→ **Aim of the exercise**
Pictures should be excluded; otherwise, copy every entry exactly.

→ **Records for this task**
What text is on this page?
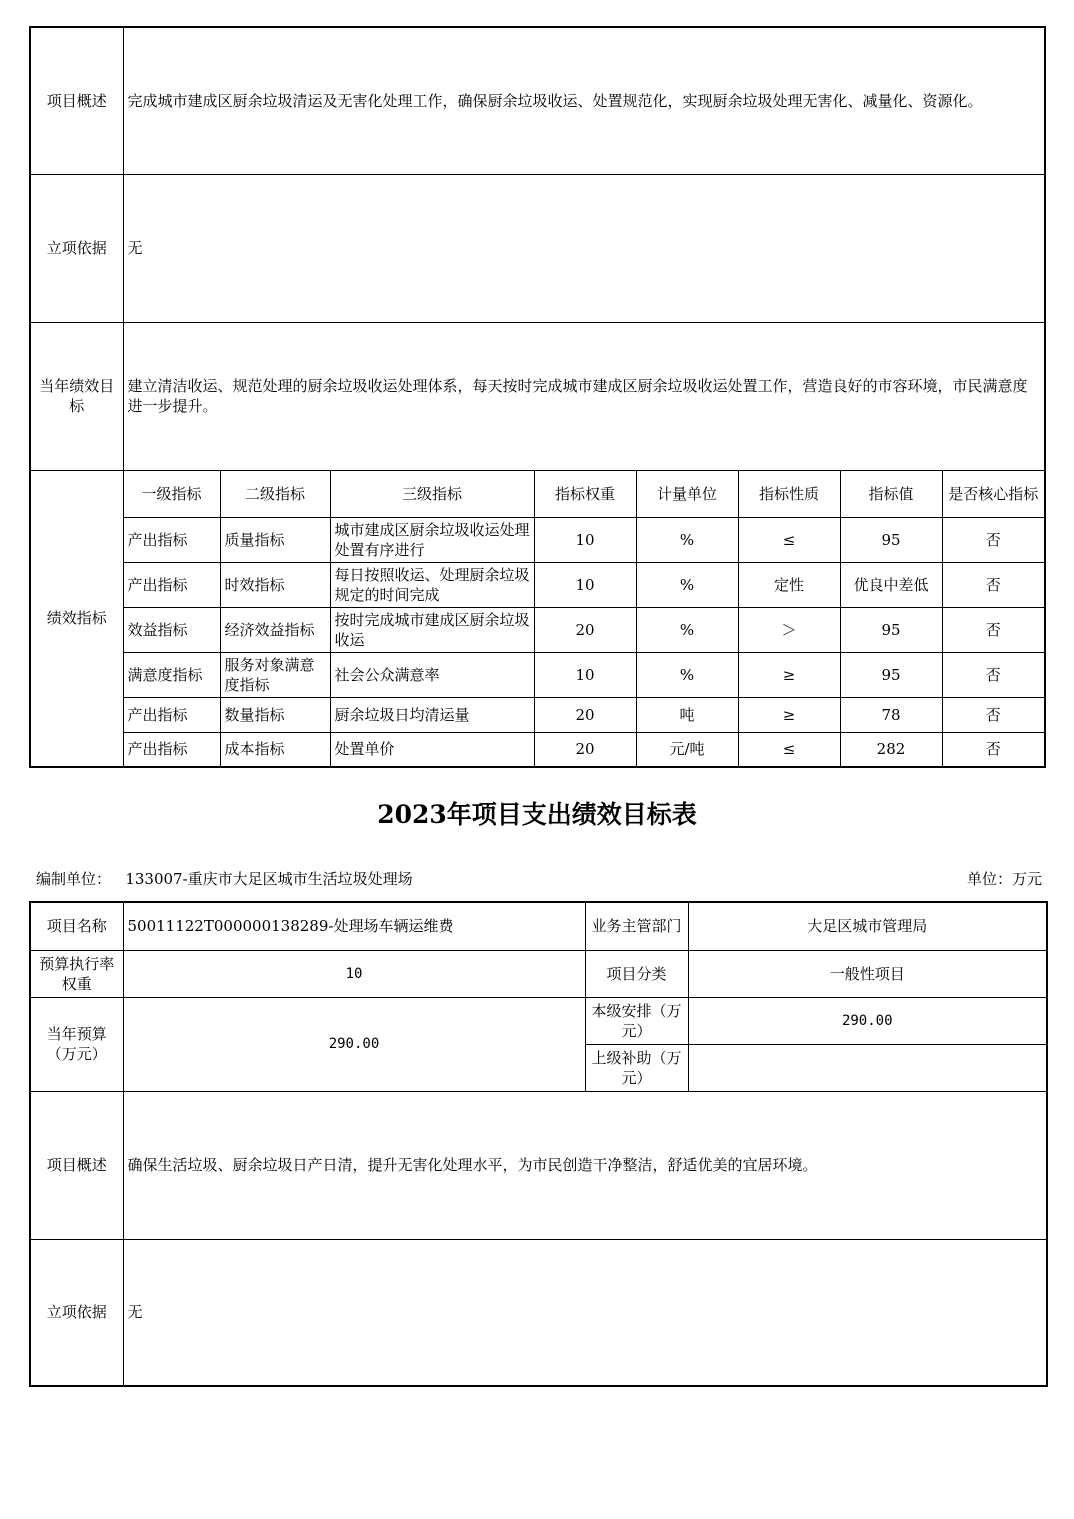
项目概述	完成城市建成区厨余垃圾清运及无害化处理工作，确保厨余垃圾收运、处置规范化，实现厨余垃圾处理无害化、减量化、资源化。							
立项依据	无							
当年绩效目标	建立清洁收运、规范处理的厨余垃圾收运处理体系，每天按时完成城市建成区厨余垃圾收运处置工作，营造良好的市容环境，市民满意度进一步提升。							
绩效指标	一级指标	二级指标	三级指标	指标权重	计量单位	指标性质	指标值	是否核心指标
	产出指标	质量指标	城市建成区厨余垃圾收运处理处置有序进行	10	%	≤	95	否
	产出指标	时效指标	每日按照收运、处理厨余垃圾规定的时间完成	10	%	定性	优良中差低	否
	效益指标	经济效益指标	按时完成城市建成区厨余垃圾收运	20	%	＞	95	否
	满意度指标	服务对象满意度指标	社会公众满意率	10	%	≥	95	否
	产出指标	数量指标	厨余垃圾日均清运量	20	吨	≥	78	否
	产出指标	成本指标	处置单价	20	元/吨	≤	282	否
2023年项目支出绩效目标表
编制单位： 133007-重庆市大足区城市生活垃圾处理场	单位：万元
项目名称	50011122T000000138289-处理场车辆运维费	业务主管部门	大足区城市管理局
预算执行率权重	10	项目分类	一般性项目
当年预算（万元）	290.00	本级安排（万元）	290.00
		上级补助（万元）	
项目概述	确保生活垃圾、厨余垃圾日产日清，提升无害化处理水平，为市民创造干净整洁，舒适优美的宜居环境。		
立项依据	无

→ **Exercise answer**
What text is on this page?
项目概述	完成城市建成区厨余垃圾清运及无害化处理工作，确保厨余垃圾收运、处置规范化，实现厨余垃圾处理无害化、减量化、资源化。							
立项依据	无							
当年绩效目标	建立清洁收运、规范处理的厨余垃圾收运处理体系，每天按时完成城市建成区厨余垃圾收运处置工作，营造良好的市容环境，市民满意度进一步提升。							
绩效指标	一级指标	二级指标	三级指标	指标权重	计量单位	指标性质	指标值	是否核心指标
	产出指标	质量指标	城市建成区厨余垃圾收运处理处置有序进行	10	%	≤	95	否
	产出指标	时效指标	每日按照收运、处理厨余垃圾规定的时间完成	10	%	定性	优良中差低	否
	效益指标	经济效益指标	按时完成城市建成区厨余垃圾收运	20	%	＞	95	否
	满意度指标	服务对象满意度指标	社会公众满意率	10	%	≥	95	否
	产出指标	数量指标	厨余垃圾日均清运量	20	吨	≥	78	否
	产出指标	成本指标	处置单价	20	元/吨	≤	282	否
2023年项目支出绩效目标表
编制单位： 133007-重庆市大足区城市生活垃圾处理场	单位：万元
项目名称	50011122T000000138289-处理场车辆运维费	业务主管部门	大足区城市管理局
预算执行率权重	10	项目分类	一般性项目
当年预算（万元）	290.00	本级安排（万元）	290.00
		上级补助（万元）	
项目概述	确保生活垃圾、厨余垃圾日产日清，提升无害化处理水平，为市民创造干净整洁，舒适优美的宜居环境。		
立项依据	无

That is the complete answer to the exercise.